Directive >>
Copy the data exactly; pictures stay out of the copy.

— Begin Working data —

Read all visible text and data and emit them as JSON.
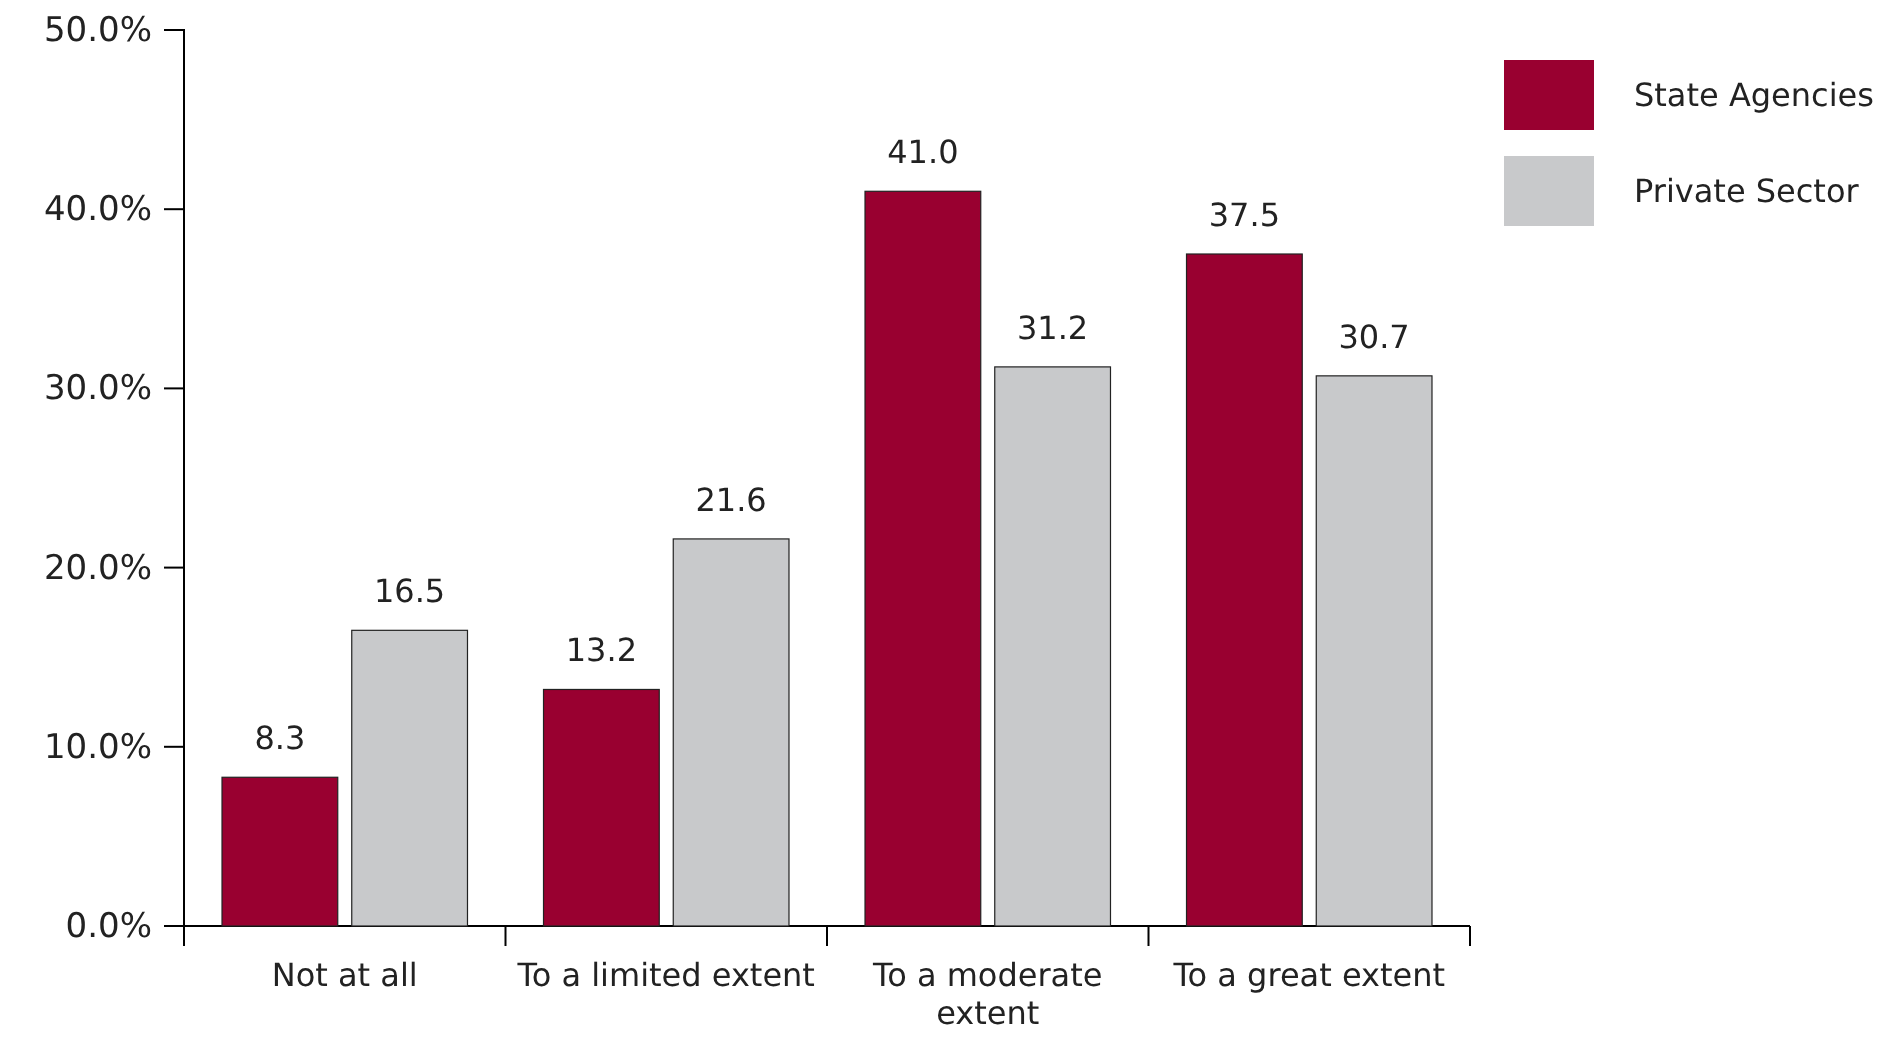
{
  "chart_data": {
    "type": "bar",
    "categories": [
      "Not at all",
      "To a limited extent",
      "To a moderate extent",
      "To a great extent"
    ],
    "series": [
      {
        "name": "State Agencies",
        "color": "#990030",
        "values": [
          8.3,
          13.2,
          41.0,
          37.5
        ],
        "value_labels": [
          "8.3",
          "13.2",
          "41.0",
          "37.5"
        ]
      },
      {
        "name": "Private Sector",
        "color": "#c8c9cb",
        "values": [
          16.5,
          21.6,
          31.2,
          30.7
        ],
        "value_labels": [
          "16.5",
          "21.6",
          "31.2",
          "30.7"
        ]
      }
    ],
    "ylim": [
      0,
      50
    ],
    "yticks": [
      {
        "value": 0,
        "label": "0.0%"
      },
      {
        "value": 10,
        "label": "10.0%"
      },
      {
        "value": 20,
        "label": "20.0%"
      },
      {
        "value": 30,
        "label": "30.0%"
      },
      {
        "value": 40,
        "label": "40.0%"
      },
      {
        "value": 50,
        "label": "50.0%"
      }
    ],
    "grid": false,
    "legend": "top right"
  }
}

— End Working data —

Final answer >>
Read all visible text and data and emit them as JSON.
{
  "chart_data": {
    "type": "bar",
    "categories": [
      "Not at all",
      "To a limited extent",
      "To a moderate extent",
      "To a great extent"
    ],
    "series": [
      {
        "name": "State Agencies",
        "color": "#990030",
        "values": [
          8.3,
          13.2,
          41.0,
          37.5
        ],
        "value_labels": [
          "8.3",
          "13.2",
          "41.0",
          "37.5"
        ]
      },
      {
        "name": "Private Sector",
        "color": "#c8c9cb",
        "values": [
          16.5,
          21.6,
          31.2,
          30.7
        ],
        "value_labels": [
          "16.5",
          "21.6",
          "31.2",
          "30.7"
        ]
      }
    ],
    "ylim": [
      0,
      50
    ],
    "yticks": [
      {
        "value": 0,
        "label": "0.0%"
      },
      {
        "value": 10,
        "label": "10.0%"
      },
      {
        "value": 20,
        "label": "20.0%"
      },
      {
        "value": 30,
        "label": "30.0%"
      },
      {
        "value": 40,
        "label": "40.0%"
      },
      {
        "value": 50,
        "label": "50.0%"
      }
    ],
    "grid": false,
    "legend": "top right"
  }
}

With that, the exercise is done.